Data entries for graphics
┌──

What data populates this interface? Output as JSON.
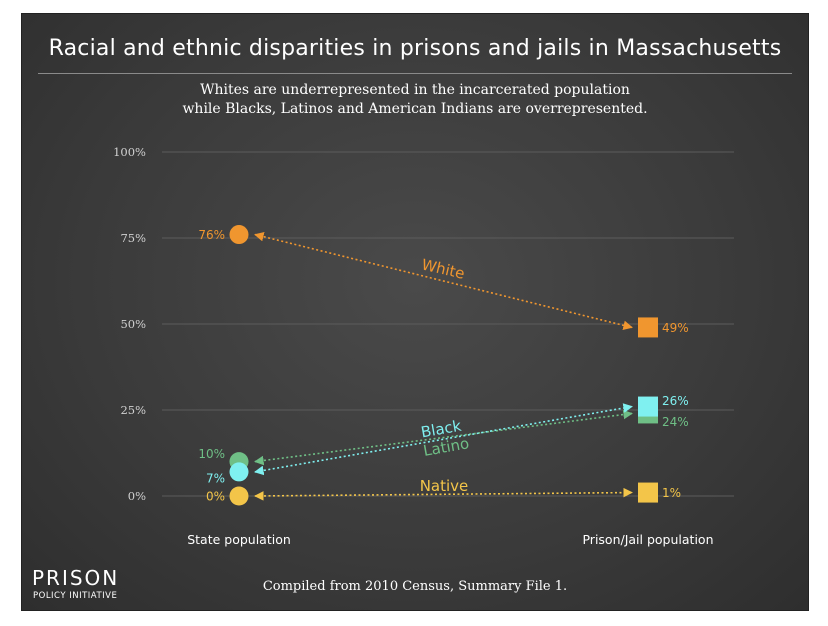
{
  "title": "Racial and ethnic disparities in prisons and jails in Massachusetts",
  "subtitle_line1": "Whites are underrepresented in the incarcerated population",
  "subtitle_line2": "while Blacks, Latinos and American Indians are overrepresented.",
  "footnote": "Compiled from 2010 Census, Summary File 1.",
  "logo": {
    "line1": "PRISON",
    "line2": "POLICY INITIATIVE"
  },
  "chart_data": {
    "type": "slope",
    "categories": [
      "State population",
      "Prison/Jail population"
    ],
    "ylim": [
      0,
      100
    ],
    "yticks": [
      "0%",
      "25%",
      "50%",
      "75%",
      "100%"
    ],
    "ytick_values": [
      0,
      25,
      50,
      75,
      100
    ],
    "grid": true,
    "series": [
      {
        "name": "White",
        "values": [
          76,
          49
        ],
        "labels": [
          "76%",
          "49%"
        ],
        "color": "#f0962f"
      },
      {
        "name": "Black",
        "values": [
          7,
          26
        ],
        "labels": [
          "7%",
          "26%"
        ],
        "color": "#7ff0f0"
      },
      {
        "name": "Latino",
        "values": [
          10,
          24
        ],
        "labels": [
          "10%",
          "24%"
        ],
        "color": "#6fbf86"
      },
      {
        "name": "Native",
        "values": [
          0,
          1
        ],
        "labels": [
          "0%",
          "1%"
        ],
        "color": "#f3c549"
      }
    ]
  }
}
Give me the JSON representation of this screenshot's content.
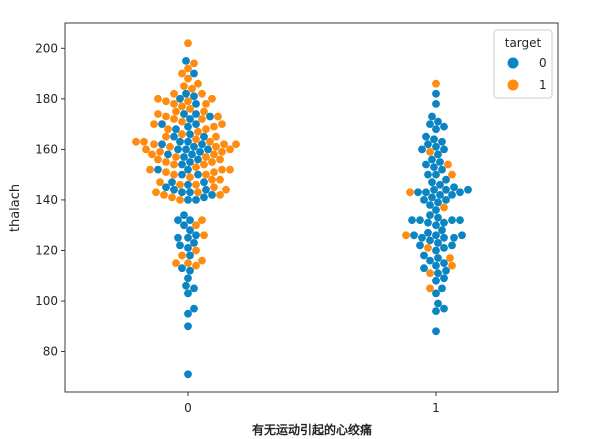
{
  "colors": {
    "class_0": "#0b84c3",
    "class_1": "#ff8c10",
    "axis": "#262626"
  },
  "chart_data": {
    "type": "scatter",
    "style": "swarm",
    "xlabel": "有无运动引起的心绞痛",
    "ylabel": "thalach",
    "categories": [
      "0",
      "1"
    ],
    "ylim": [
      64,
      210
    ],
    "yticks": [
      80,
      100,
      120,
      140,
      160,
      180,
      200
    ],
    "grid": false,
    "legend": {
      "title": "target",
      "position": "top-right",
      "labels": [
        "0",
        "1"
      ]
    },
    "groups": [
      {
        "category": "0",
        "series": [
          {
            "name": "0",
            "values": [
              71,
              90,
              95,
              97,
              103,
              105,
              106,
              109,
              112,
              113,
              118,
              121,
              122,
              123,
              125,
              125,
              126,
              128,
              130,
              132,
              132,
              134,
              140,
              140,
              141,
              142,
              143,
              143,
              144,
              144,
              145,
              146,
              147,
              147,
              150,
              150,
              152,
              152,
              154,
              155,
              156,
              157,
              158,
              158,
              159,
              160,
              160,
              160,
              161,
              162,
              162,
              163,
              163,
              165,
              165,
              166,
              168,
              169,
              170,
              170,
              172,
              173,
              174,
              174,
              178,
              180,
              181,
              182,
              190,
              195
            ]
          },
          {
            "name": "1",
            "values": [
              114,
              115,
              115,
              116,
              118,
              120,
              126,
              130,
              132,
              140,
              141,
              142,
              142,
              143,
              143,
              144,
              145,
              146,
              146,
              147,
              148,
              148,
              149,
              150,
              150,
              151,
              151,
              152,
              152,
              152,
              153,
              154,
              154,
              155,
              155,
              156,
              156,
              157,
              157,
              158,
              158,
              159,
              159,
              160,
              160,
              161,
              161,
              162,
              162,
              162,
              163,
              163,
              163,
              164,
              165,
              165,
              166,
              167,
              168,
              168,
              169,
              170,
              170,
              171,
              172,
              172,
              173,
              173,
              174,
              175,
              175,
              176,
              177,
              178,
              178,
              179,
              179,
              180,
              180,
              182,
              182,
              184,
              185,
              186,
              188,
              190,
              192,
              194,
              202
            ]
          }
        ]
      },
      {
        "category": "1",
        "series": [
          {
            "name": "0",
            "values": [
              88,
              96,
              97,
              99,
              103,
              105,
              108,
              109,
              111,
              112,
              113,
              114,
              115,
              116,
              117,
              118,
              120,
              121,
              122,
              122,
              123,
              124,
              125,
              125,
              125,
              126,
              126,
              126,
              127,
              128,
              130,
              131,
              131,
              132,
              132,
              132,
              132,
              133,
              134,
              136,
              138,
              139,
              140,
              140,
              141,
              142,
              142,
              143,
              143,
              143,
              144,
              144,
              144,
              145,
              146,
              147,
              148,
              150,
              150,
              152,
              153,
              154,
              155,
              156,
              158,
              160,
              160,
              161,
              162,
              163,
              164,
              165,
              168,
              169,
              170,
              171,
              173,
              178,
              182
            ]
          },
          {
            "name": "1",
            "values": [
              105,
              111,
              114,
              117,
              121,
              126,
              137,
              143,
              150,
              154,
              159,
              186
            ]
          }
        ]
      }
    ]
  }
}
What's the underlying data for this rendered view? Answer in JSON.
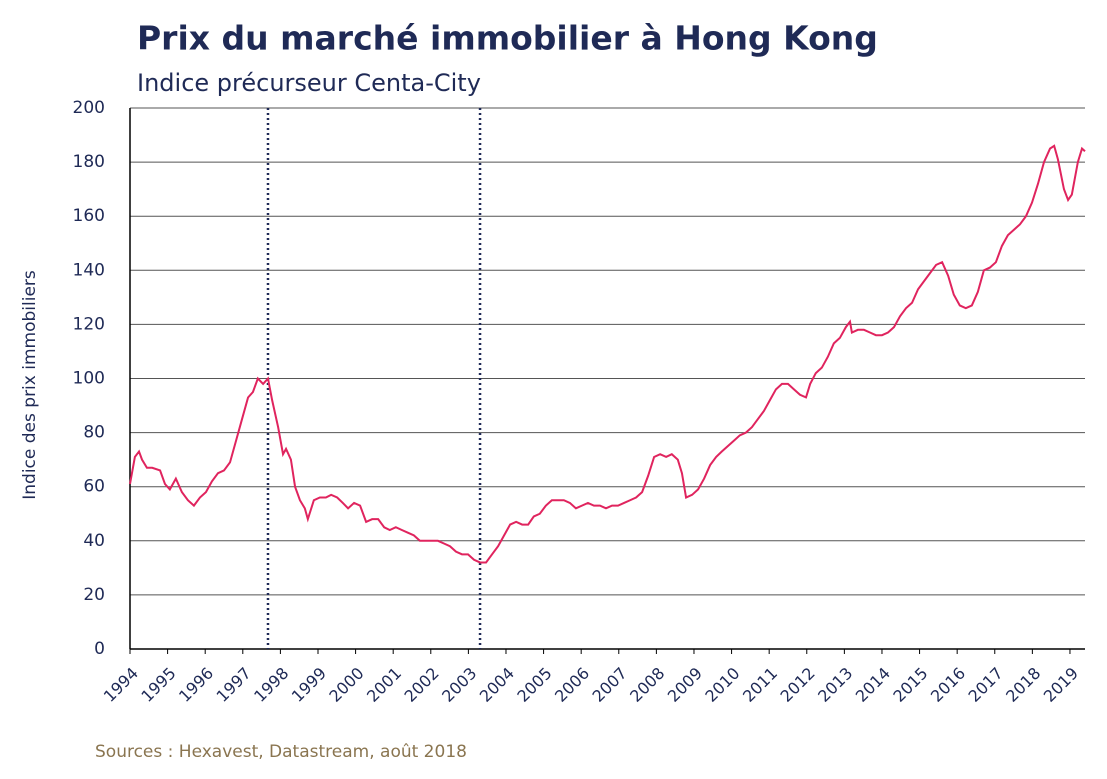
{
  "chart_data": {
    "type": "line",
    "title": "Prix du marché immobilier à Hong Kong",
    "subtitle": "Indice précurseur Centa-City",
    "y_label": "Indice des prix immobiliers",
    "source": "Sources : Hexavest, Datastream, août 2018",
    "xlim": [
      1994,
      2019.4
    ],
    "xticks": [
      1994,
      1995,
      1996,
      1997,
      1998,
      1999,
      2000,
      2001,
      2002,
      2003,
      2004,
      2005,
      2006,
      2007,
      2008,
      2009,
      2010,
      2011,
      2012,
      2013,
      2014,
      2015,
      2016,
      2017,
      2018,
      2019
    ],
    "ylim": [
      0,
      200
    ],
    "yticks": [
      0,
      20,
      40,
      60,
      80,
      100,
      120,
      140,
      160,
      180,
      200
    ],
    "grid": true,
    "vlines": [
      1997.67,
      2003.31
    ],
    "x": [
      1994.0,
      1994.13,
      1994.24,
      1994.32,
      1994.45,
      1994.59,
      1994.8,
      1994.93,
      1995.06,
      1995.22,
      1995.38,
      1995.54,
      1995.7,
      1995.86,
      1996.02,
      1996.18,
      1996.34,
      1996.5,
      1996.66,
      1996.82,
      1996.98,
      1997.14,
      1997.27,
      1997.4,
      1997.54,
      1997.67,
      1997.78,
      1997.94,
      1998.07,
      1998.15,
      1998.28,
      1998.39,
      1998.52,
      1998.65,
      1998.73,
      1998.89,
      1999.05,
      1999.21,
      1999.35,
      1999.51,
      1999.66,
      1999.8,
      1999.96,
      2000.12,
      2000.28,
      2000.44,
      2000.6,
      2000.76,
      2000.91,
      2001.07,
      2001.23,
      2001.39,
      2001.55,
      2001.71,
      2001.87,
      2002.03,
      2002.19,
      2002.35,
      2002.51,
      2002.67,
      2002.83,
      2002.99,
      2003.15,
      2003.31,
      2003.47,
      2003.63,
      2003.79,
      2003.95,
      2004.11,
      2004.27,
      2004.43,
      2004.59,
      2004.74,
      2004.9,
      2005.06,
      2005.22,
      2005.38,
      2005.54,
      2005.7,
      2005.86,
      2006.02,
      2006.18,
      2006.34,
      2006.5,
      2006.66,
      2006.82,
      2006.98,
      2007.14,
      2007.3,
      2007.46,
      2007.62,
      2007.78,
      2007.94,
      2008.1,
      2008.26,
      2008.41,
      2008.57,
      2008.68,
      2008.79,
      2008.95,
      2009.11,
      2009.27,
      2009.43,
      2009.59,
      2009.74,
      2009.9,
      2010.06,
      2010.22,
      2010.38,
      2010.54,
      2010.7,
      2010.86,
      2011.02,
      2011.18,
      2011.34,
      2011.5,
      2011.66,
      2011.82,
      2011.98,
      2012.09,
      2012.24,
      2012.4,
      2012.56,
      2012.72,
      2012.88,
      2013.04,
      2013.15,
      2013.2,
      2013.36,
      2013.52,
      2013.68,
      2013.84,
      2014.0,
      2014.16,
      2014.32,
      2014.48,
      2014.64,
      2014.8,
      2014.96,
      2015.12,
      2015.28,
      2015.44,
      2015.6,
      2015.76,
      2015.91,
      2016.07,
      2016.23,
      2016.39,
      2016.55,
      2016.71,
      2016.87,
      2017.03,
      2017.19,
      2017.35,
      2017.51,
      2017.67,
      2017.83,
      2017.99,
      2018.15,
      2018.31,
      2018.47,
      2018.58,
      2018.68,
      2018.84,
      2018.95,
      2019.05,
      2019.21,
      2019.32,
      2019.4
    ],
    "series": [
      {
        "name": "Indice Centa-City",
        "color": "#e0245e",
        "values": [
          61,
          71,
          73,
          70,
          67,
          67,
          66,
          61,
          59,
          63,
          58,
          55,
          53,
          56,
          58,
          62,
          65,
          66,
          69,
          77,
          85,
          93,
          95,
          100,
          98,
          100,
          92,
          82,
          72,
          74,
          70,
          60,
          55,
          52,
          48,
          55,
          56,
          56,
          57,
          56,
          54,
          52,
          54,
          53,
          47,
          48,
          48,
          45,
          44,
          45,
          44,
          43,
          42,
          40,
          40,
          40,
          40,
          39,
          38,
          36,
          35,
          35,
          33,
          32,
          32,
          35,
          38,
          42,
          46,
          47,
          46,
          46,
          49,
          50,
          53,
          55,
          55,
          55,
          54,
          52,
          53,
          54,
          53,
          53,
          52,
          53,
          53,
          54,
          55,
          56,
          58,
          64,
          71,
          72,
          71,
          72,
          70,
          65,
          56,
          57,
          59,
          63,
          68,
          71,
          73,
          75,
          77,
          79,
          80,
          82,
          85,
          88,
          92,
          96,
          98,
          98,
          96,
          94,
          93,
          98,
          102,
          104,
          108,
          113,
          115,
          119,
          121,
          117,
          118,
          118,
          117,
          116,
          116,
          117,
          119,
          123,
          126,
          128,
          133,
          136,
          139,
          142,
          143,
          138,
          131,
          127,
          126,
          127,
          132,
          140,
          141,
          143,
          149,
          153,
          155,
          157,
          160,
          165,
          172,
          180,
          185,
          186,
          181,
          170,
          166,
          168,
          180,
          185,
          184
        ]
      }
    ]
  }
}
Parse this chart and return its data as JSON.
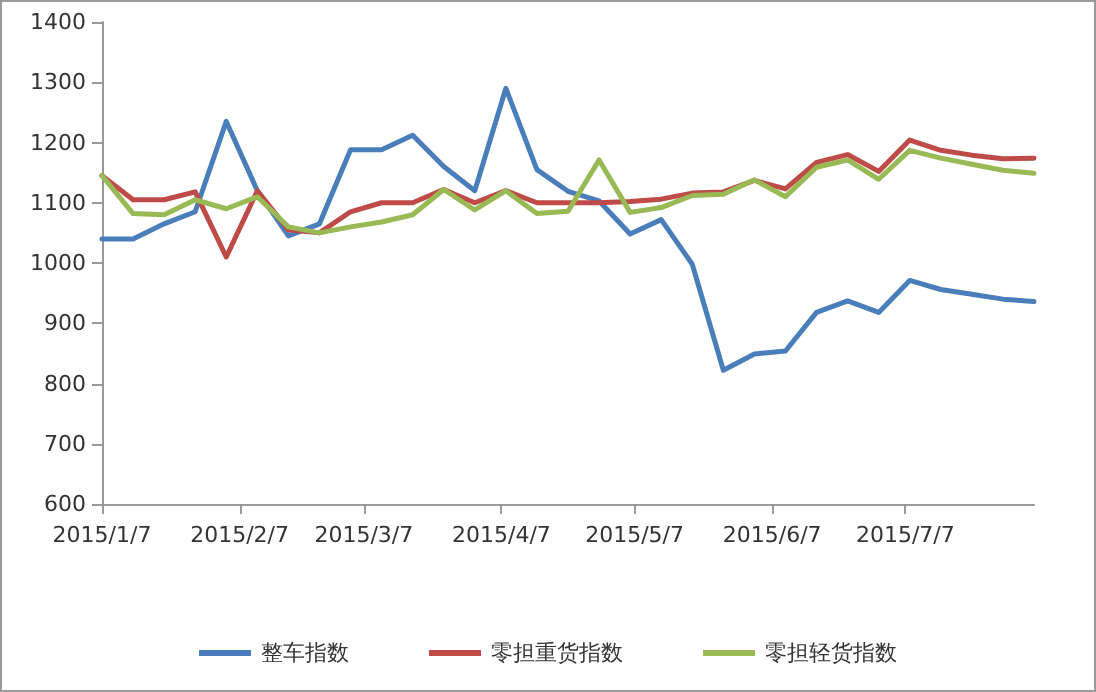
{
  "chart_data": {
    "type": "line",
    "x": [
      "2015-01-07",
      "2015-01-14",
      "2015-01-21",
      "2015-01-28",
      "2015-02-04",
      "2015-02-11",
      "2015-02-18",
      "2015-02-25",
      "2015-03-04",
      "2015-03-11",
      "2015-03-18",
      "2015-03-25",
      "2015-04-01",
      "2015-04-08",
      "2015-04-15",
      "2015-04-22",
      "2015-04-29",
      "2015-05-06",
      "2015-05-13",
      "2015-05-20",
      "2015-05-27",
      "2015-06-03",
      "2015-06-10",
      "2015-06-17",
      "2015-06-24",
      "2015-07-01",
      "2015-07-08",
      "2015-07-15",
      "2015-07-22",
      "2015-07-29",
      "2015-08-05"
    ],
    "series": [
      {
        "name": "整车指数",
        "color": "#4a7ebb",
        "values": [
          1040,
          1040,
          1065,
          1085,
          1235,
          1120,
          1045,
          1065,
          1188,
          1188,
          1212,
          1160,
          1120,
          1290,
          1155,
          1119,
          1103,
          1048,
          1072,
          998,
          822,
          849,
          854,
          918,
          937,
          918,
          971,
          956,
          948,
          940,
          936
        ]
      },
      {
        "name": "零担重货指数",
        "color": "#be4b48",
        "values": [
          1145,
          1105,
          1105,
          1118,
          1010,
          1120,
          1055,
          1050,
          1085,
          1100,
          1100,
          1122,
          1100,
          1120,
          1100,
          1100,
          1100,
          1102,
          1106,
          1116,
          1118,
          1137,
          1123,
          1167,
          1180,
          1152,
          1204,
          1187,
          1179,
          1173,
          1174
        ]
      },
      {
        "name": "零担轻货指数",
        "color": "#98b954",
        "values": [
          1145,
          1082,
          1080,
          1105,
          1090,
          1110,
          1060,
          1050,
          1060,
          1068,
          1080,
          1122,
          1088,
          1120,
          1082,
          1086,
          1171,
          1084,
          1092,
          1112,
          1114,
          1138,
          1110,
          1159,
          1171,
          1139,
          1187,
          1174,
          1164,
          1154,
          1149
        ]
      }
    ],
    "xlim": [
      "2015-01-07",
      "2015-08-05"
    ],
    "xticks": [
      {
        "value": "2015-01-07",
        "label": "2015/1/7"
      },
      {
        "value": "2015-02-07",
        "label": "2015/2/7"
      },
      {
        "value": "2015-03-07",
        "label": "2015/3/7"
      },
      {
        "value": "2015-04-07",
        "label": "2015/4/7"
      },
      {
        "value": "2015-05-07",
        "label": "2015/5/7"
      },
      {
        "value": "2015-06-07",
        "label": "2015/6/7"
      },
      {
        "value": "2015-07-07",
        "label": "2015/7/7"
      }
    ],
    "ylim": [
      600,
      1400
    ],
    "yticks": [
      600,
      700,
      800,
      900,
      1000,
      1100,
      1200,
      1300,
      1400
    ],
    "grid": false,
    "legend": "bottom",
    "marker": "none",
    "line_style": "solid"
  }
}
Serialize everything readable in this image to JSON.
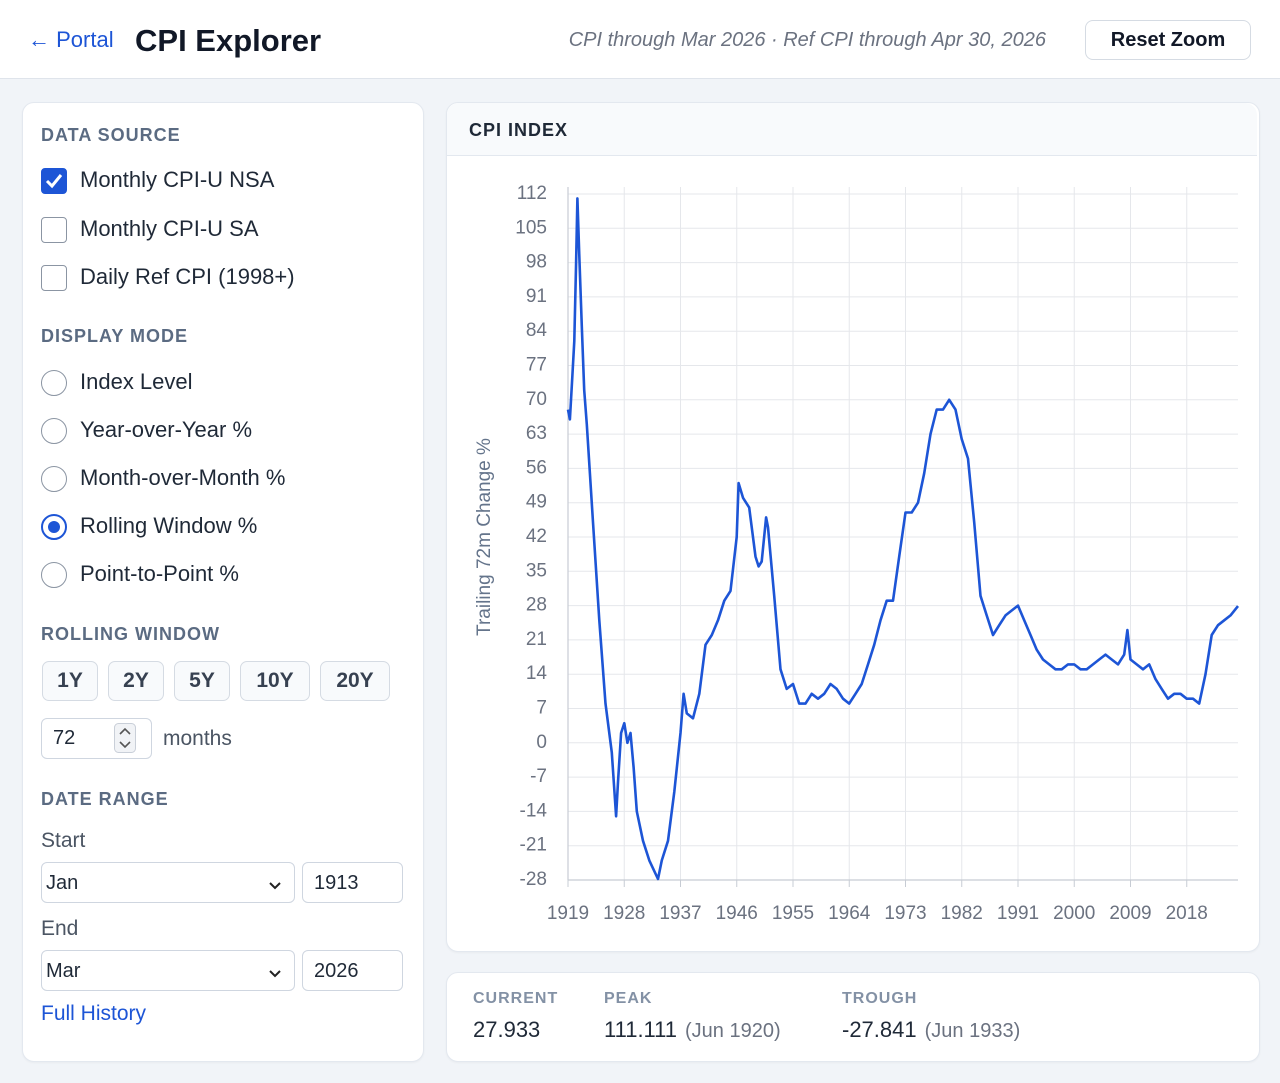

└──

§ Required work
Copy out every line in the entries above that holds "population".

§ Solution
  "subtitle_line1": "Whites are underrepresented in the incarcerated population",
      "State population",
      "Prison/Jail population"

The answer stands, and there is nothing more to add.